(EXERCISE DATA)
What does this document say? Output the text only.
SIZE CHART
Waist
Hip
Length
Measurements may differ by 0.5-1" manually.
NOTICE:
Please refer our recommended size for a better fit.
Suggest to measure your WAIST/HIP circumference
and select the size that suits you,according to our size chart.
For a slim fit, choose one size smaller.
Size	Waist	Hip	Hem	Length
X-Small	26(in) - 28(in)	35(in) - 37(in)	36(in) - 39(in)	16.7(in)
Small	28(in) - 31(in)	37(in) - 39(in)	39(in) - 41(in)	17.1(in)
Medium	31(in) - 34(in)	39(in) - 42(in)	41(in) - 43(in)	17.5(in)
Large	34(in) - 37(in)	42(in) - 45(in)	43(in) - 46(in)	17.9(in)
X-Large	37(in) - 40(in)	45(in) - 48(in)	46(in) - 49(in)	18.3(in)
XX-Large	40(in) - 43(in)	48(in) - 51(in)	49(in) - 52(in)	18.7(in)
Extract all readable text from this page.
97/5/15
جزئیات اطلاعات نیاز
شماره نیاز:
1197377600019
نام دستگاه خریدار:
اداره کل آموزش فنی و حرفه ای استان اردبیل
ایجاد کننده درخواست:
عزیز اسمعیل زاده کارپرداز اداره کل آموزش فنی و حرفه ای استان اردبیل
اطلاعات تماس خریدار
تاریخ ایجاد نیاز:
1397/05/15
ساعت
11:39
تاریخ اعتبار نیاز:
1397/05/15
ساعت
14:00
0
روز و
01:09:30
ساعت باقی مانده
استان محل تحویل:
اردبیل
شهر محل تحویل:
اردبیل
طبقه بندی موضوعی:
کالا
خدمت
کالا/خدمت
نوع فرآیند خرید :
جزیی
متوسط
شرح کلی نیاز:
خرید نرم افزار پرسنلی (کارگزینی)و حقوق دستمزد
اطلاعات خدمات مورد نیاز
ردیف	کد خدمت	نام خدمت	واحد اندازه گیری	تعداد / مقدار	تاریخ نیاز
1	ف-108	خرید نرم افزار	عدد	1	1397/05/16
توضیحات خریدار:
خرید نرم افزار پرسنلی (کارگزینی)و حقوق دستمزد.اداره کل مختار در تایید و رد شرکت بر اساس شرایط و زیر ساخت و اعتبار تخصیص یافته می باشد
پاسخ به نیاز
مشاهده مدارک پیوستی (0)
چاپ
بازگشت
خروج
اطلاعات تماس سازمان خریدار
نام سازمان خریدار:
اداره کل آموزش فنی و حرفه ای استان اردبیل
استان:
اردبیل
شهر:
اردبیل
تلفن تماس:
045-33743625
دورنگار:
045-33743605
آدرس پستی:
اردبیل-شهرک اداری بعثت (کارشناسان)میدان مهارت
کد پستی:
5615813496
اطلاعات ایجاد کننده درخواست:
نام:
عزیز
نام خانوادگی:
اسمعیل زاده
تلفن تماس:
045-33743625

(WRITTEN TASK) Identify and extract each line of the listing that contains "تماس".

(OUTPUT OF THE EXERCISE)
اطلاعات تماس خریدار
اطلاعات تماس سازمان خریدار
تلفن تماس:
تلفن تماس:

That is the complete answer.